Extracted records:
============

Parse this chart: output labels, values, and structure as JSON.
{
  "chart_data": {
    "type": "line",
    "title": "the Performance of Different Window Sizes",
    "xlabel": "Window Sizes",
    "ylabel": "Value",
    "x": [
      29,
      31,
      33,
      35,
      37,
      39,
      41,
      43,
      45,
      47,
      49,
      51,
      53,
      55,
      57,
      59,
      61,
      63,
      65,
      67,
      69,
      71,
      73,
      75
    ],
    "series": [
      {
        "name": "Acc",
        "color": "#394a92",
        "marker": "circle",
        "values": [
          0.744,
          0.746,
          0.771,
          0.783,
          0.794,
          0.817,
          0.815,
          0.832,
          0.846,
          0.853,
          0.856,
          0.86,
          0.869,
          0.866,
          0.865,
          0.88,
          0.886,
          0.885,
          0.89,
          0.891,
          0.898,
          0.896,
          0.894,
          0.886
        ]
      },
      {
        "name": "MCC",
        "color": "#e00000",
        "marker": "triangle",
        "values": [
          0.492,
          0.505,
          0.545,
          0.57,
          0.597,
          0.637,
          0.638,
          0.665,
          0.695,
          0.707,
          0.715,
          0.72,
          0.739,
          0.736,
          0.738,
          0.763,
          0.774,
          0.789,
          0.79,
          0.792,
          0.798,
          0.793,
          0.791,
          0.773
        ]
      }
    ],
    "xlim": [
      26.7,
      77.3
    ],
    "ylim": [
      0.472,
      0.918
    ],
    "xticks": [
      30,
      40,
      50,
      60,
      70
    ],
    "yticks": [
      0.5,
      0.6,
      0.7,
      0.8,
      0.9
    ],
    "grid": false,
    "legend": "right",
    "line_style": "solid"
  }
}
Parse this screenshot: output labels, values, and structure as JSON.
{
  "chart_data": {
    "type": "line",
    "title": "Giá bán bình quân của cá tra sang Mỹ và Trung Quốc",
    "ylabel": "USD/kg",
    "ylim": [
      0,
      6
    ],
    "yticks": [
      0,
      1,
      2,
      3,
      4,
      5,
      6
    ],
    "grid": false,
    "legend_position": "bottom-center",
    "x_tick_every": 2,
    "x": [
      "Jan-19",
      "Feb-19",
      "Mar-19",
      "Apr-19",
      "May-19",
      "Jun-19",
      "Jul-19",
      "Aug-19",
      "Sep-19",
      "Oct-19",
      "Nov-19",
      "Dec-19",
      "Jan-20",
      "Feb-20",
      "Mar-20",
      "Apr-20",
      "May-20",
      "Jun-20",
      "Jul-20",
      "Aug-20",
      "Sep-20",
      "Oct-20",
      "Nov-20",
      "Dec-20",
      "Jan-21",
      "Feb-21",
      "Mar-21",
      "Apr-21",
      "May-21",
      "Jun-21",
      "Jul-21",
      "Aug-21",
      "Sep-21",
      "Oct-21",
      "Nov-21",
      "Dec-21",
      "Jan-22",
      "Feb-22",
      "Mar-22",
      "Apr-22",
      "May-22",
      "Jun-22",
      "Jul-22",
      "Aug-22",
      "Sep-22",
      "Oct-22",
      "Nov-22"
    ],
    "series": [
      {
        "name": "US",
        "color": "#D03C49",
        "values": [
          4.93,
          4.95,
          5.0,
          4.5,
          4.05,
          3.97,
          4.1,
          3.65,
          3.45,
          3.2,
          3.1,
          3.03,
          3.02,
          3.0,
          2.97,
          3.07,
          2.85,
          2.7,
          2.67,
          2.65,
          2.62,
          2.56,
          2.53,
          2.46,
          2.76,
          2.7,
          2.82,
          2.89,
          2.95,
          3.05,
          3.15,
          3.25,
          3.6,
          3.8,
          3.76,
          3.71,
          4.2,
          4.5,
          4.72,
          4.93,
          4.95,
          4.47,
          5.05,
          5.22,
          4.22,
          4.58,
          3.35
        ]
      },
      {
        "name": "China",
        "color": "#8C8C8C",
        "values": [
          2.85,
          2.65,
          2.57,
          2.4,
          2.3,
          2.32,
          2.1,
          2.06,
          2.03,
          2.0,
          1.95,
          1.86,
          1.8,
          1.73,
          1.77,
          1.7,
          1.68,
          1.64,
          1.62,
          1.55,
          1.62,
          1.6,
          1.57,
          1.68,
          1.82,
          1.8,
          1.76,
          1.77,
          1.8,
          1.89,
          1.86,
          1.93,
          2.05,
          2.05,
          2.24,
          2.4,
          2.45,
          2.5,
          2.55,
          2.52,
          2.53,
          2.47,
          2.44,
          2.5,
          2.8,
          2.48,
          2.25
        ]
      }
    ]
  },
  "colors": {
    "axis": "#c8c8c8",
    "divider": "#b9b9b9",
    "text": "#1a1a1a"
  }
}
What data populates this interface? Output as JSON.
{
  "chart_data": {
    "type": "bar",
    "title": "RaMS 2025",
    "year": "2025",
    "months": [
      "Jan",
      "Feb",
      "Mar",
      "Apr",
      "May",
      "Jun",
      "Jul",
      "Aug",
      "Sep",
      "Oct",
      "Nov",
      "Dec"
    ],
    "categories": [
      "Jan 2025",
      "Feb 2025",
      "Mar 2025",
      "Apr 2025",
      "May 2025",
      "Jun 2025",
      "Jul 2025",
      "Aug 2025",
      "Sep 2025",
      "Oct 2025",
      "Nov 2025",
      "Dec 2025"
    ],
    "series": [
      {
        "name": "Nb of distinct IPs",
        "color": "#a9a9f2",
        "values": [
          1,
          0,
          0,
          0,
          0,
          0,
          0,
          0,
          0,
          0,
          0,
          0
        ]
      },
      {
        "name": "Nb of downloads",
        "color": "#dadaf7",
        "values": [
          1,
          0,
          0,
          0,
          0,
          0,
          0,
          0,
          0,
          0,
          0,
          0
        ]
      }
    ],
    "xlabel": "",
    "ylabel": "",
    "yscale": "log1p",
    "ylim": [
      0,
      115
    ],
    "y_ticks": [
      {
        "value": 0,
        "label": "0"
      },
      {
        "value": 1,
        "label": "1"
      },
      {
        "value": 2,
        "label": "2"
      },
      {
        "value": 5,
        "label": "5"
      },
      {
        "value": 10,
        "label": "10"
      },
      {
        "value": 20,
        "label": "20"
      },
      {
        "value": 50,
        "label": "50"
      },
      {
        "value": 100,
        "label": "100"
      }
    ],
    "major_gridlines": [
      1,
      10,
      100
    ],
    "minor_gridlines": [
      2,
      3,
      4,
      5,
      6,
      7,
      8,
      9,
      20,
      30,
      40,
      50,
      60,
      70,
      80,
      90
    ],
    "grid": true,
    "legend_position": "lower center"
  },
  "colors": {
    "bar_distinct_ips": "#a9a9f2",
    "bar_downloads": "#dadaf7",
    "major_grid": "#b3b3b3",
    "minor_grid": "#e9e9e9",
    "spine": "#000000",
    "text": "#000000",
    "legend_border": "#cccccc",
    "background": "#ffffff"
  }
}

============

» What to do
Copy out each line of the data containing the string "Sizes".

» Solution
    "title": "the Performance of Different Window Sizes",
    "xlabel": "Window Sizes",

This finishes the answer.